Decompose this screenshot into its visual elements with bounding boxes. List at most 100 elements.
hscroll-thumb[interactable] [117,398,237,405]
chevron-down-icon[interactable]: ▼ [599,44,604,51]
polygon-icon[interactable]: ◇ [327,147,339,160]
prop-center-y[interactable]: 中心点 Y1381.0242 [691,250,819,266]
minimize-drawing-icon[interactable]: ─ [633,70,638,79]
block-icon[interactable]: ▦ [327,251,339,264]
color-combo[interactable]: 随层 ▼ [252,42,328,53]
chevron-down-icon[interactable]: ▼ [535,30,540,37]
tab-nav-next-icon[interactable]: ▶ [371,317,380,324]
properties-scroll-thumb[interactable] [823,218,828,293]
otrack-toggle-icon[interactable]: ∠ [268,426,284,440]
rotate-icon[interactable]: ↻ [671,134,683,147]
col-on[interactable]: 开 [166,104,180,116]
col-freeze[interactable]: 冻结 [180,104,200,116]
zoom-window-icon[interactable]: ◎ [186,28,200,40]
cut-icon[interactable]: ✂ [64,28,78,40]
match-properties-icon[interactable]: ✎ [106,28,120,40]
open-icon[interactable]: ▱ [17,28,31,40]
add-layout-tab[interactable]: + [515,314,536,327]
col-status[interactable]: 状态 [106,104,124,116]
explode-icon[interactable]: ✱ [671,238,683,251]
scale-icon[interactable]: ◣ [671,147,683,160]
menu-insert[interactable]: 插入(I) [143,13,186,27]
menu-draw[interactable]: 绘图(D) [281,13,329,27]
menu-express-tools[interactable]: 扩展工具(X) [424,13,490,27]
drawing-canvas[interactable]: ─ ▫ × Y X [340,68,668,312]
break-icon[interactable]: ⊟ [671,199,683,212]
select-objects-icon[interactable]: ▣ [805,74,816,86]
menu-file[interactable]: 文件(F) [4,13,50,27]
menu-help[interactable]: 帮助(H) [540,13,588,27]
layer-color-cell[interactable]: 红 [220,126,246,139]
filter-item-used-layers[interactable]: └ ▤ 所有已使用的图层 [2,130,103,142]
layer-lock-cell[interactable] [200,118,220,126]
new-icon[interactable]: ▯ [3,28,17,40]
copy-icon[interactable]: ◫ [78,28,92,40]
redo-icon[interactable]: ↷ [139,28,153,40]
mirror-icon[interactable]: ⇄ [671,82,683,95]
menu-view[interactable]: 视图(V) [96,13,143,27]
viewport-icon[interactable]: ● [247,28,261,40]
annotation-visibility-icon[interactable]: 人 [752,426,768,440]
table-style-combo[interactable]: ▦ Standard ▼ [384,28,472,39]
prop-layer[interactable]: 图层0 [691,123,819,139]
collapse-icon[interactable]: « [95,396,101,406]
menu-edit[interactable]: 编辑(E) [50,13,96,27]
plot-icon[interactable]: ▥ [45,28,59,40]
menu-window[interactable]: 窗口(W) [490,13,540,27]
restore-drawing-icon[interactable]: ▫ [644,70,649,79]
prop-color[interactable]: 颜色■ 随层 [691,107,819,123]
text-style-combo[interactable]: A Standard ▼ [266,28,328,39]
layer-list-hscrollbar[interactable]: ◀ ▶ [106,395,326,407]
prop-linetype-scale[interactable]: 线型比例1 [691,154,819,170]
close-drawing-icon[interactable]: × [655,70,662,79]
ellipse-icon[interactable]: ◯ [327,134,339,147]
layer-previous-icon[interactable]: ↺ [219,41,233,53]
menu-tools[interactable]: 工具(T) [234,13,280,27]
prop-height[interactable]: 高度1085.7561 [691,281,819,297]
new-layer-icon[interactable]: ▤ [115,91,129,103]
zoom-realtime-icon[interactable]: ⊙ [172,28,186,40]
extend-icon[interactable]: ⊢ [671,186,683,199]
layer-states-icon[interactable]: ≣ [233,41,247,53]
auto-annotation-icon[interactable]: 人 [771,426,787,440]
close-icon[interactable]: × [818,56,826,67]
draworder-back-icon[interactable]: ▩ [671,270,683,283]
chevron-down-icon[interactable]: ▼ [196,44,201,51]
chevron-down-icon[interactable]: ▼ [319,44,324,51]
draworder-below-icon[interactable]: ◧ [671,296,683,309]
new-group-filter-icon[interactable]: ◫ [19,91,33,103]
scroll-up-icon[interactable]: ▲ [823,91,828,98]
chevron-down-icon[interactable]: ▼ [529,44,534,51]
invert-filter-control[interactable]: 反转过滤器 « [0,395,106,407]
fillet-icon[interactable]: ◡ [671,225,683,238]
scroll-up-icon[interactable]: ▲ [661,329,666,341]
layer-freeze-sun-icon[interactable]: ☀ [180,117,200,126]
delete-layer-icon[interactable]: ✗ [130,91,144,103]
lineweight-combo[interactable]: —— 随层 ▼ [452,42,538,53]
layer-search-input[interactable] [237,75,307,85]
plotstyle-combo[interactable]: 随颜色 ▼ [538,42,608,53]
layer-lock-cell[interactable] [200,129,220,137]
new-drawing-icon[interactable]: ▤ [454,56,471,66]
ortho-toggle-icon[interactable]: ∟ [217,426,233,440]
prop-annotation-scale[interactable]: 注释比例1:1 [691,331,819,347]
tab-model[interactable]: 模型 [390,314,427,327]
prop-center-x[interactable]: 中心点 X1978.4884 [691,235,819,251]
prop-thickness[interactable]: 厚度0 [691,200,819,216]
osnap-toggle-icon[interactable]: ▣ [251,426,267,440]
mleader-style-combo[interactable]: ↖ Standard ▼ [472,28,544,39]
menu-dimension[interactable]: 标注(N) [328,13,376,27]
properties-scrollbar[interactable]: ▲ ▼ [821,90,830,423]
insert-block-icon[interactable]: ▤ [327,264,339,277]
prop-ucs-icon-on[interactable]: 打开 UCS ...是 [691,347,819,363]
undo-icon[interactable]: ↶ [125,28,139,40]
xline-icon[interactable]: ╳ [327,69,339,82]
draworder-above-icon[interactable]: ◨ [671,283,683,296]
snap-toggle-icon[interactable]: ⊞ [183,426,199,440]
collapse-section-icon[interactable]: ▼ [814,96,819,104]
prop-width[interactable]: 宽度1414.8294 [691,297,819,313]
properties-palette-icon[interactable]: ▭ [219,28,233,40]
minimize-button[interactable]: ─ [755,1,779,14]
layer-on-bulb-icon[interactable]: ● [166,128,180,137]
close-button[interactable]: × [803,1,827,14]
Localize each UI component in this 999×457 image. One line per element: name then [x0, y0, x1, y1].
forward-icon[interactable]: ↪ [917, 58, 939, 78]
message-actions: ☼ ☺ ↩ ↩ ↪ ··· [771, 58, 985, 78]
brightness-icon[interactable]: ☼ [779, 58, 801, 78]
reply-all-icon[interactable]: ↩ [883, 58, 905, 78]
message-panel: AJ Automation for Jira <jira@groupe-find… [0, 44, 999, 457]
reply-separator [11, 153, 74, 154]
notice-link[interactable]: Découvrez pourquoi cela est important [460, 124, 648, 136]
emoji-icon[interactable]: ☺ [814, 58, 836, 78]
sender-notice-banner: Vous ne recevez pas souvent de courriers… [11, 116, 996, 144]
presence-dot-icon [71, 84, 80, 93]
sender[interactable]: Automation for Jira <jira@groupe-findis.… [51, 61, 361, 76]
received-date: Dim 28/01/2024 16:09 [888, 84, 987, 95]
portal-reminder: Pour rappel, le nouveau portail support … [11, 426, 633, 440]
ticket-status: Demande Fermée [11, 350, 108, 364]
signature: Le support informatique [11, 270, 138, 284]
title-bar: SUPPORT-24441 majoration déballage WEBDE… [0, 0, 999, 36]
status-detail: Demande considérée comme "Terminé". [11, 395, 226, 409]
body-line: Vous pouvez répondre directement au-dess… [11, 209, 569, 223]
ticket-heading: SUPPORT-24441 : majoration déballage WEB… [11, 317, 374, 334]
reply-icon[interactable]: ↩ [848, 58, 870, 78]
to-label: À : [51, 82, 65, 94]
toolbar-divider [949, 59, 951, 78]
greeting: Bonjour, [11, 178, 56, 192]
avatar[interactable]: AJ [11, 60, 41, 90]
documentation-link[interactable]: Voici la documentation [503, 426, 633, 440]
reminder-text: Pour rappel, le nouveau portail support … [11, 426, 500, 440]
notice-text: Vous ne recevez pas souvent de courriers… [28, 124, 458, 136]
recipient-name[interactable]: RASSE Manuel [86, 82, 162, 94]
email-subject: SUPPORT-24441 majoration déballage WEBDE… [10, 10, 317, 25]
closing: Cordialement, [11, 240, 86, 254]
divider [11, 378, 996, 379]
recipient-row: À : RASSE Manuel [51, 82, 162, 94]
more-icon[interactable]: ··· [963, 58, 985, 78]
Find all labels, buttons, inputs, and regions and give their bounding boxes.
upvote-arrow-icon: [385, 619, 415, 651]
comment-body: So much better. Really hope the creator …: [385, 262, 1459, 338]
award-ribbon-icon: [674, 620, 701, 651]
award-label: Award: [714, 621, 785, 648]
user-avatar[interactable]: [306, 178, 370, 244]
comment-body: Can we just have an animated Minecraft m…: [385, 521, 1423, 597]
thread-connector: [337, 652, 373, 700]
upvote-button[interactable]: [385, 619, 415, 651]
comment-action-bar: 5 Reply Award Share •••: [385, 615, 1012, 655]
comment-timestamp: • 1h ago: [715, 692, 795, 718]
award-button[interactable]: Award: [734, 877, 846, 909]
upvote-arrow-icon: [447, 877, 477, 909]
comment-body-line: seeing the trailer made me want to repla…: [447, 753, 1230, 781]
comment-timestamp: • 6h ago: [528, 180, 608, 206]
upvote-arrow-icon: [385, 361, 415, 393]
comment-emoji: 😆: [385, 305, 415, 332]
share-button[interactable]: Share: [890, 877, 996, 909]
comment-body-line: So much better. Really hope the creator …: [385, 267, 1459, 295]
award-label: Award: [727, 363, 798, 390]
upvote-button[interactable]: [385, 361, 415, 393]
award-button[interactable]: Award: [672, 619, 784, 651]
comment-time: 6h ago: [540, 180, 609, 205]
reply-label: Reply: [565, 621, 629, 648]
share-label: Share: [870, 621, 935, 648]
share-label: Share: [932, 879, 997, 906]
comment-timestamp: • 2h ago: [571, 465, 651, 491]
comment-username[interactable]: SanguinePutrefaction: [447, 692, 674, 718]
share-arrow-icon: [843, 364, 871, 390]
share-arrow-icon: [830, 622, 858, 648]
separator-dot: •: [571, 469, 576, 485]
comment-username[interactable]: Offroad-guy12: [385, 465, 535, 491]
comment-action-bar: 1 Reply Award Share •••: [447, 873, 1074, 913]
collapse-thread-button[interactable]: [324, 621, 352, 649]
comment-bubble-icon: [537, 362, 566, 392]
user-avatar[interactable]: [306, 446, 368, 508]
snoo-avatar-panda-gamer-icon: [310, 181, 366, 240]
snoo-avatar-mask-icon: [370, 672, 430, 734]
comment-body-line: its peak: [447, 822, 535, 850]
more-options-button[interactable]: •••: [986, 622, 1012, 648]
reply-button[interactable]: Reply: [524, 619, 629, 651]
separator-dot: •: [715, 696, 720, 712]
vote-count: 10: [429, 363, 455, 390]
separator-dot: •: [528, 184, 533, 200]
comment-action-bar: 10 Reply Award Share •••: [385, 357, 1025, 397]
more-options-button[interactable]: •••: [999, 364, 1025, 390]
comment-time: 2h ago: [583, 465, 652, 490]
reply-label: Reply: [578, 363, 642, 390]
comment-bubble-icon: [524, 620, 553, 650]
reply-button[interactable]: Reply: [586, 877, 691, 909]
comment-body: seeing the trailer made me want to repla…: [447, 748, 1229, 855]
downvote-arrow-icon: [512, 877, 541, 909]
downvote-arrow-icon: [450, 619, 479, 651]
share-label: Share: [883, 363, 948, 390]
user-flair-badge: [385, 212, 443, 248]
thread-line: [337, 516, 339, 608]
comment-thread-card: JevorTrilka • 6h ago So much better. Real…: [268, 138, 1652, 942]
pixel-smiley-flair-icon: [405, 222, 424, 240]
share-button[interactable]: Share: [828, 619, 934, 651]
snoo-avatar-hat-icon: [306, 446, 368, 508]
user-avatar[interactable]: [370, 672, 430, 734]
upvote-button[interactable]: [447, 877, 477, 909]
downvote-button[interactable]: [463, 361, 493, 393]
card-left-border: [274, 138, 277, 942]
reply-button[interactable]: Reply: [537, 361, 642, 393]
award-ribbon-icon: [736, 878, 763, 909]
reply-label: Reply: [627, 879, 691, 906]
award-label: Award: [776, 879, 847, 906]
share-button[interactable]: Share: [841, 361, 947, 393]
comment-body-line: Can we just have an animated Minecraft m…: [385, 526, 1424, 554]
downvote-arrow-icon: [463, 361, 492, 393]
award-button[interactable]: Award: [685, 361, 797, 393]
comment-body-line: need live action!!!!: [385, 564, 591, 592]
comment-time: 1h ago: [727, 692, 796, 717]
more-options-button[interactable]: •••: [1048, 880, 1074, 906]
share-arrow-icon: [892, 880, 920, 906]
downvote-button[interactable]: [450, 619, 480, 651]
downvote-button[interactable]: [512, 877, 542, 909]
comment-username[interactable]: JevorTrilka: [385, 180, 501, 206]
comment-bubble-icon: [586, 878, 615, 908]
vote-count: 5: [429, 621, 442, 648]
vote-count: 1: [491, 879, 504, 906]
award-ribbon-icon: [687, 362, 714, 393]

• Your task: Count the lines in the material above that contain the string "souvent". Reply with the number only.

• Exercise response: 2